══ Source records

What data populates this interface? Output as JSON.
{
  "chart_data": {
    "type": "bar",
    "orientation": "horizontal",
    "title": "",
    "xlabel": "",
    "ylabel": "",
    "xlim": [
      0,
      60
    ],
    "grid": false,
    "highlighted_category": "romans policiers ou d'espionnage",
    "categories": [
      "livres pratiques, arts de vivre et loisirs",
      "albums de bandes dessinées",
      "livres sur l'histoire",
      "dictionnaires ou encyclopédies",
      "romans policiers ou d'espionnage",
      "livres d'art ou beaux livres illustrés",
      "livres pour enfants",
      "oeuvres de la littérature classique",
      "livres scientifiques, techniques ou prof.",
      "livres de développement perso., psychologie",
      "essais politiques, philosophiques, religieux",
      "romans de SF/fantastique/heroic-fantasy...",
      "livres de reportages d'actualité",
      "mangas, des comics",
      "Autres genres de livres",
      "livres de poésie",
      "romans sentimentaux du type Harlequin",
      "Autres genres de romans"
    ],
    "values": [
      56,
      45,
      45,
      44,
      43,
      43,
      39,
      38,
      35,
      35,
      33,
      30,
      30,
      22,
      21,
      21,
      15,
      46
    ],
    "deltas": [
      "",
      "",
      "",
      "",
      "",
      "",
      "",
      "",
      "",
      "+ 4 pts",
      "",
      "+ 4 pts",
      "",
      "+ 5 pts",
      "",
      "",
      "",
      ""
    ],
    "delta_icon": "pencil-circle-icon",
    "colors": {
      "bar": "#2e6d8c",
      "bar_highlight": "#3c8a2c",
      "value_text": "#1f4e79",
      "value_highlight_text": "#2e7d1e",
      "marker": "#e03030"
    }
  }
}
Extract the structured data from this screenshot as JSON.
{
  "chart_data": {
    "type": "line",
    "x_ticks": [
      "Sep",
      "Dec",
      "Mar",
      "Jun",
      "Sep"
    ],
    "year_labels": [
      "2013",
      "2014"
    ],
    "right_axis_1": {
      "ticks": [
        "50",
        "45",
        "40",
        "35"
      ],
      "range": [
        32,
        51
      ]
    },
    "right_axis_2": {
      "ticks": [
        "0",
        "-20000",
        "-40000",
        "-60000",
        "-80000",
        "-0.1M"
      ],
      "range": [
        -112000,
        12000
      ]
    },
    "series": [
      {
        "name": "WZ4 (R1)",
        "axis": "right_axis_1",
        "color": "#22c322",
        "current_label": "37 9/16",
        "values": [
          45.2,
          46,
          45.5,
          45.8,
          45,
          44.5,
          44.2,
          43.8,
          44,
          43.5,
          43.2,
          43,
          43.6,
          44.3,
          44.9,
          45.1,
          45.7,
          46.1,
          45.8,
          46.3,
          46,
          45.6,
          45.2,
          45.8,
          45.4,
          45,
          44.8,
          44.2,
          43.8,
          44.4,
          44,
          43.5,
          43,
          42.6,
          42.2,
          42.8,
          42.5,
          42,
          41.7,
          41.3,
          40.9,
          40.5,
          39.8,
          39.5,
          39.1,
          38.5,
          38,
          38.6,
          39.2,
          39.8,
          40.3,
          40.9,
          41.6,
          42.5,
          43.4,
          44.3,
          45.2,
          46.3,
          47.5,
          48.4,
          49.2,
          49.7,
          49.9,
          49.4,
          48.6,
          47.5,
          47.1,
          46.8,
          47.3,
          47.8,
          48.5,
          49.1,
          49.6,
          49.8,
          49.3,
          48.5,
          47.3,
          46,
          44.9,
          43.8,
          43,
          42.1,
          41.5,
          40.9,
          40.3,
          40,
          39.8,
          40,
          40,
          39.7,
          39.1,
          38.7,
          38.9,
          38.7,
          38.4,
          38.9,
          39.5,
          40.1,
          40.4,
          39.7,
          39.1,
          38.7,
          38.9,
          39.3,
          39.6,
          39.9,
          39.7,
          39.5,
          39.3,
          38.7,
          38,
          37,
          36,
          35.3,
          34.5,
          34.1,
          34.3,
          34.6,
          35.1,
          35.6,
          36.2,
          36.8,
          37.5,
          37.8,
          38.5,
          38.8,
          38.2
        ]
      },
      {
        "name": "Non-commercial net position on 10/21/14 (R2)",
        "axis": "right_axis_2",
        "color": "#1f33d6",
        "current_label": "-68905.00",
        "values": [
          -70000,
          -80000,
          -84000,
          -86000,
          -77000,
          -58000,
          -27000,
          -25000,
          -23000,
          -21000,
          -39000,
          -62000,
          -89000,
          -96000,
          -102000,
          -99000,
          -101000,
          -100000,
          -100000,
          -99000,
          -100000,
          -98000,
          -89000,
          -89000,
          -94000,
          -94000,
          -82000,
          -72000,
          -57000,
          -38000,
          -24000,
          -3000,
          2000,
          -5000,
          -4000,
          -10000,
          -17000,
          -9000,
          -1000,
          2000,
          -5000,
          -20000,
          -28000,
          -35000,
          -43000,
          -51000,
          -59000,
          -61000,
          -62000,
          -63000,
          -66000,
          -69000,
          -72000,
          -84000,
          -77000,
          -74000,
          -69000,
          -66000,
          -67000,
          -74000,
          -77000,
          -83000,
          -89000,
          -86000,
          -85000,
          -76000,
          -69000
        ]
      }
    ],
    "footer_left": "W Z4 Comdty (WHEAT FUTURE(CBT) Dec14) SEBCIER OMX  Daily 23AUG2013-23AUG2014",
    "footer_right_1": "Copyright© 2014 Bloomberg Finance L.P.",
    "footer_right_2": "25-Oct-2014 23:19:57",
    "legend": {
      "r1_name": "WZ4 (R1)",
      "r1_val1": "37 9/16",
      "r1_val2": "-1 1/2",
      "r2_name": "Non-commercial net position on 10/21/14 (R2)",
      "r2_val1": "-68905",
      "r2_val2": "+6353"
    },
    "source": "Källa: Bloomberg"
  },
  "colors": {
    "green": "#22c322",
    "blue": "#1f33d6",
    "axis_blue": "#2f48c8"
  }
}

════

List every line above that holds the word "this".

What data populates this interface? Output as JSON.
Extract the structured data from this screenshot as JSON.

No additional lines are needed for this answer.